Records from a data source:
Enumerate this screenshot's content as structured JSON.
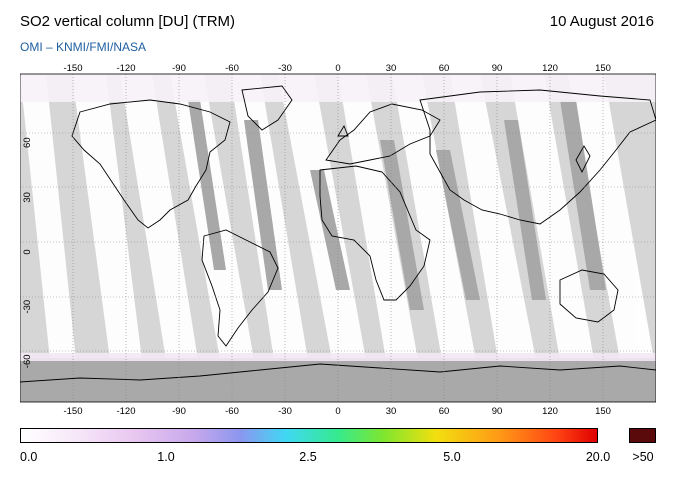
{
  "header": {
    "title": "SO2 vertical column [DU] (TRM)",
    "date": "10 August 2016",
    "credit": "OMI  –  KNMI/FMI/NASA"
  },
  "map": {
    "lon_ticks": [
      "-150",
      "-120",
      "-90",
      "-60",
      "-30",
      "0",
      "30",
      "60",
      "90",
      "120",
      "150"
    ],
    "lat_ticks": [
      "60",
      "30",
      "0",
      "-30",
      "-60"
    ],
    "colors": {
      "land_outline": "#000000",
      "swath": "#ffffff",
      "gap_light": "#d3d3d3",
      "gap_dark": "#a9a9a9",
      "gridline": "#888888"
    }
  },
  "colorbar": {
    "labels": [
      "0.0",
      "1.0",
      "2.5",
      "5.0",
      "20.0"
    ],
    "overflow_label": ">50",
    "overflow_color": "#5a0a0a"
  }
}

* * *

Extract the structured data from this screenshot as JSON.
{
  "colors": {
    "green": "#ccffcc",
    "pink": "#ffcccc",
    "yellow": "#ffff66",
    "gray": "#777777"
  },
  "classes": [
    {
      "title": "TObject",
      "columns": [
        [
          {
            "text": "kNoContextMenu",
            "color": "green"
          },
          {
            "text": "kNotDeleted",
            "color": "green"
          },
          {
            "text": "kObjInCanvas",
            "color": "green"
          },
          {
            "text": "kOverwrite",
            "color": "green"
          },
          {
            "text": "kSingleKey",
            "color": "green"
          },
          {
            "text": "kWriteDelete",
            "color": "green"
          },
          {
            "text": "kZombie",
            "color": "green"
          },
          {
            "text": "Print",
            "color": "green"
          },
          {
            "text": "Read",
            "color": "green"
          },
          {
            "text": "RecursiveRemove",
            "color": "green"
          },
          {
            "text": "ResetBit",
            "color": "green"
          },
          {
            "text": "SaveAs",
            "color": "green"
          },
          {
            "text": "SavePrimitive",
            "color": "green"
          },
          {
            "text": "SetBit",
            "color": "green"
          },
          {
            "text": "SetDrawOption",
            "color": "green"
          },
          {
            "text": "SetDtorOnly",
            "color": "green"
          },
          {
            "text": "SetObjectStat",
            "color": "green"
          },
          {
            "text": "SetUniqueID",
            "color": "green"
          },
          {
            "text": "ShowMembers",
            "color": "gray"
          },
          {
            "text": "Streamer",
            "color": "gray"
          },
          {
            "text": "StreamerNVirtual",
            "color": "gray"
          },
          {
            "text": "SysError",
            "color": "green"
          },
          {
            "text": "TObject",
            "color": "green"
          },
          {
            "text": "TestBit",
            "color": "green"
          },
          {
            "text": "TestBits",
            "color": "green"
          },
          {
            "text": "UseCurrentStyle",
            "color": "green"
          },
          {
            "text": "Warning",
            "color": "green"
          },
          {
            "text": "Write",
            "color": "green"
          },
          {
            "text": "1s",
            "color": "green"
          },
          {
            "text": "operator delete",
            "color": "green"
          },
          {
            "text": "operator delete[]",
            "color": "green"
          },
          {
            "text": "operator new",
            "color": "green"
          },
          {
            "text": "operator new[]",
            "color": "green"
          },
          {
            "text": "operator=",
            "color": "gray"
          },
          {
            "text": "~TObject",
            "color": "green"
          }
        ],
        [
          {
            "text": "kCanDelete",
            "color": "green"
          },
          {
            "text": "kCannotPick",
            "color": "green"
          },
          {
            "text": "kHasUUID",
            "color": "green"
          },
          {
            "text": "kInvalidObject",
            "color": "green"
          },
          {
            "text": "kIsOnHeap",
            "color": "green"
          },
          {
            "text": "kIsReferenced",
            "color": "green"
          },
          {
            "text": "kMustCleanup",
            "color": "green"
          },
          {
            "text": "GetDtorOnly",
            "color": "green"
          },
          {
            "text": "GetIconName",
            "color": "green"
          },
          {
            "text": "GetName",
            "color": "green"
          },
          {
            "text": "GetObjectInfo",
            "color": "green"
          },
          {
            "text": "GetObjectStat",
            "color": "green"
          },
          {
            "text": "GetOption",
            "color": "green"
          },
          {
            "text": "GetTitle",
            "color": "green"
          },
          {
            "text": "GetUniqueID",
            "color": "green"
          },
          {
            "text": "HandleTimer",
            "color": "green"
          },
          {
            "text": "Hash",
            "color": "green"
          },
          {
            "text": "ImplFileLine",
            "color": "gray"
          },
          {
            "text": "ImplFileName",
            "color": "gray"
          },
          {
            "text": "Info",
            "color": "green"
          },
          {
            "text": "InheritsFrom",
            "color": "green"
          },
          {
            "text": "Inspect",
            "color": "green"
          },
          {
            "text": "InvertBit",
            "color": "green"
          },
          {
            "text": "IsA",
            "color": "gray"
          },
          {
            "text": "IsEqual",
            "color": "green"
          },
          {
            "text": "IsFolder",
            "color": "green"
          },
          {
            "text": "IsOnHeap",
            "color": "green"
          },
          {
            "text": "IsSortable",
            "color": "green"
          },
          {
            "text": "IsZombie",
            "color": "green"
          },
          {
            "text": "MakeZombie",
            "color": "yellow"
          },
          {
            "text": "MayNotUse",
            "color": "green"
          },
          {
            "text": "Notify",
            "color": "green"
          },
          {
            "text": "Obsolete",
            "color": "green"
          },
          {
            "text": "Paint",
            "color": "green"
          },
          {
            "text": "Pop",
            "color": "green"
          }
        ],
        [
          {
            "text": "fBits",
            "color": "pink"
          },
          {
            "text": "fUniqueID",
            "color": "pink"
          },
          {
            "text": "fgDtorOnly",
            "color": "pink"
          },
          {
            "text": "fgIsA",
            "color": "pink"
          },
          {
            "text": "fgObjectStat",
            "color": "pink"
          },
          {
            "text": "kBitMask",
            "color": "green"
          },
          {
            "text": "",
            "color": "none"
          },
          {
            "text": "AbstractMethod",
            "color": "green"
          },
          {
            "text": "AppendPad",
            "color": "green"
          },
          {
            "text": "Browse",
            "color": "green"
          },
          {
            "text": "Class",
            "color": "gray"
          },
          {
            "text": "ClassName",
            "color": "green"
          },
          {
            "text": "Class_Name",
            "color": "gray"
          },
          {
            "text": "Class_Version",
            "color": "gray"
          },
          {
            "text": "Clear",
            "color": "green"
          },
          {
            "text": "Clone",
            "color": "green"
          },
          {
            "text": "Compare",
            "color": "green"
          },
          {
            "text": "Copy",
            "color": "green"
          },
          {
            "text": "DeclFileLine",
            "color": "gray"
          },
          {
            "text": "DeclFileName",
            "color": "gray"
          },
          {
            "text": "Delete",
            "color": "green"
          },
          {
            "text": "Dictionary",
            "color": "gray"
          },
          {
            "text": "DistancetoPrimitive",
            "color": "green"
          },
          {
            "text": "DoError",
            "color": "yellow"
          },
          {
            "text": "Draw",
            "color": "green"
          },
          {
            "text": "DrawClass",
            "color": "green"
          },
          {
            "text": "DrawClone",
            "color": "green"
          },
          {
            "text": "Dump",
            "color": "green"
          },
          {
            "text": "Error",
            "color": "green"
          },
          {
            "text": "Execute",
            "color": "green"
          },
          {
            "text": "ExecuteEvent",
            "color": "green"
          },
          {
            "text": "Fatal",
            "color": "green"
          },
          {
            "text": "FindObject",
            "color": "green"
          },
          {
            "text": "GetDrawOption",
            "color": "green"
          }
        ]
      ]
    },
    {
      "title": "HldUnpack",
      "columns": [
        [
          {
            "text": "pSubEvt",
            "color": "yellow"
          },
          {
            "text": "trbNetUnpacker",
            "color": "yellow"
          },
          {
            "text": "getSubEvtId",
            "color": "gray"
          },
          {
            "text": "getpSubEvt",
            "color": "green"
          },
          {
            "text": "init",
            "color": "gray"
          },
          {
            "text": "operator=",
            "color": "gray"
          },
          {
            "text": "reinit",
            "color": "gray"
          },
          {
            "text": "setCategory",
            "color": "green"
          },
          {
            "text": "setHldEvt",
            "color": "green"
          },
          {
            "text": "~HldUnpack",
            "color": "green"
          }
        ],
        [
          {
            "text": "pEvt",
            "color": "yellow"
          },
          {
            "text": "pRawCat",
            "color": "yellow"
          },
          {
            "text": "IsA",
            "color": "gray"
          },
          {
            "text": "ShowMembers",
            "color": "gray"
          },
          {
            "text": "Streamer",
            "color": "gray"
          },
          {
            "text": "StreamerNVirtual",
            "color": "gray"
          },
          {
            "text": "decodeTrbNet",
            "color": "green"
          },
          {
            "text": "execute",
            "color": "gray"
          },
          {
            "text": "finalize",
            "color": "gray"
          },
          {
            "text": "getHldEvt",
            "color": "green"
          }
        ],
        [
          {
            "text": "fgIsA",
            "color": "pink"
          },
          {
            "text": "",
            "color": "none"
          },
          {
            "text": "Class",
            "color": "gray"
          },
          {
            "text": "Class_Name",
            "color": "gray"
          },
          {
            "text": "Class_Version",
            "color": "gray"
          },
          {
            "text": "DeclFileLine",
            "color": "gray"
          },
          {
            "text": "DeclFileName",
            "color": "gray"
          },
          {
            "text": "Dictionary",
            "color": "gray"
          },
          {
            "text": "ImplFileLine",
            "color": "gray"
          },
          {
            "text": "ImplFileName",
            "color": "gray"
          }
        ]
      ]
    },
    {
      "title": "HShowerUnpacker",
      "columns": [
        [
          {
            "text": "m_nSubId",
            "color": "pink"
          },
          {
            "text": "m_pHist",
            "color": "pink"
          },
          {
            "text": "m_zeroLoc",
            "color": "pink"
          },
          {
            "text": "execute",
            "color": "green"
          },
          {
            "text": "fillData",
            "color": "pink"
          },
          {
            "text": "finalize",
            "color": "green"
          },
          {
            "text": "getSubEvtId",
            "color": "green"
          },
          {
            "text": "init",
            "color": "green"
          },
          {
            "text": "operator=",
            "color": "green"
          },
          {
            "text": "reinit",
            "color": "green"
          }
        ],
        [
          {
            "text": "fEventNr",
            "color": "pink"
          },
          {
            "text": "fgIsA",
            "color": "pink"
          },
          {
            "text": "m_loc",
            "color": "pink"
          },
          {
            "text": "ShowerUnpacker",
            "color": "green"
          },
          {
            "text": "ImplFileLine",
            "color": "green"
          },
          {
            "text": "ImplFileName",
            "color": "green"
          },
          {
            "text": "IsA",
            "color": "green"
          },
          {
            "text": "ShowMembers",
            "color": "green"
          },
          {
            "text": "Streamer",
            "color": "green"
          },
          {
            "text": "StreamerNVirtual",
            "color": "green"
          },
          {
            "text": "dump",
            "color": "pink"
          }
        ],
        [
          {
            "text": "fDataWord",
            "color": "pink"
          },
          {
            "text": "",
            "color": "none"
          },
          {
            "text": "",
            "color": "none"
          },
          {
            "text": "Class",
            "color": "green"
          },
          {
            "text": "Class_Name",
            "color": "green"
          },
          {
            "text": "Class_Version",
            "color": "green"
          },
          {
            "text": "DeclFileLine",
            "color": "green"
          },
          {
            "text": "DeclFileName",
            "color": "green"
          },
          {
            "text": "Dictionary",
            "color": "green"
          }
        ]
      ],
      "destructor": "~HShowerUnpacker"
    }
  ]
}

What you have to do: From the listing above, copy out each line where the word "this" appears.

Written answer:
Enumerate this screenshot's content as structured JSON.
Extract the structured data from this screenshot as JSON.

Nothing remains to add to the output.